[Stated goal]: Show, in full, each line of the data that contains "המשיבים".
== Records to process ==
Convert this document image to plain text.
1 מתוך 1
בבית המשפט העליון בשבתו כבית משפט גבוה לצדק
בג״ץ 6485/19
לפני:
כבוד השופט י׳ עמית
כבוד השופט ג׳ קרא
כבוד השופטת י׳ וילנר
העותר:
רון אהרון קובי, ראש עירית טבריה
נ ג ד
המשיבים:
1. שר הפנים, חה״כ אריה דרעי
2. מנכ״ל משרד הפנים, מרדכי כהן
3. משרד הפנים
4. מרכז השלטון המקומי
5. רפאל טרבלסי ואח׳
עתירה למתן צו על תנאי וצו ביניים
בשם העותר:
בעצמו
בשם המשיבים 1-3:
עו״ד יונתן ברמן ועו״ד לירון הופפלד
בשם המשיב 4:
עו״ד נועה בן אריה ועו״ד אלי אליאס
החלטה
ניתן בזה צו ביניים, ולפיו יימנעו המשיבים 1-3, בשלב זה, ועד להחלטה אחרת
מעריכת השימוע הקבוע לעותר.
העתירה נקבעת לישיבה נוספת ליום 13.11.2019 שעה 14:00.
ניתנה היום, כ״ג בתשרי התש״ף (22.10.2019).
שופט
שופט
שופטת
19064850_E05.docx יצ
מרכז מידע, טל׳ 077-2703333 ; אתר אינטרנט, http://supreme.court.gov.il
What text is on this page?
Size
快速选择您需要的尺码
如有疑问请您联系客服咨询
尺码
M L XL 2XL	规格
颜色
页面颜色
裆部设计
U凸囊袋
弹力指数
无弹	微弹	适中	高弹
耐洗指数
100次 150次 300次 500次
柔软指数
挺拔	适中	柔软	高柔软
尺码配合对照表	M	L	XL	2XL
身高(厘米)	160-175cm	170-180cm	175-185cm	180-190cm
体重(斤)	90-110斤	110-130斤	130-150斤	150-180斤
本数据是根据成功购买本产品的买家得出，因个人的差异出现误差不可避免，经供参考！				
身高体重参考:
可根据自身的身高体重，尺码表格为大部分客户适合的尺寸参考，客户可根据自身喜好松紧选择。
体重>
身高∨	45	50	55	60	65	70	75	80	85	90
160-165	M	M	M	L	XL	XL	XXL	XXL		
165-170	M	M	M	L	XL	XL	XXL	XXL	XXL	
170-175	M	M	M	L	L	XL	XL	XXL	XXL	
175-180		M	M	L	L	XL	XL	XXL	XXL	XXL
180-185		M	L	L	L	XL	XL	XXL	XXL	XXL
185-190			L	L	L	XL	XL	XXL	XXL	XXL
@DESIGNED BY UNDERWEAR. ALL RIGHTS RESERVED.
===
[Answer below]:
המשיבים:
בשם המשיבים 1-3:
ניתן בזה צו ביניים, ולפיו יימנעו המשיבים 1-3, בשלב זה, ועד להחלטה אחרת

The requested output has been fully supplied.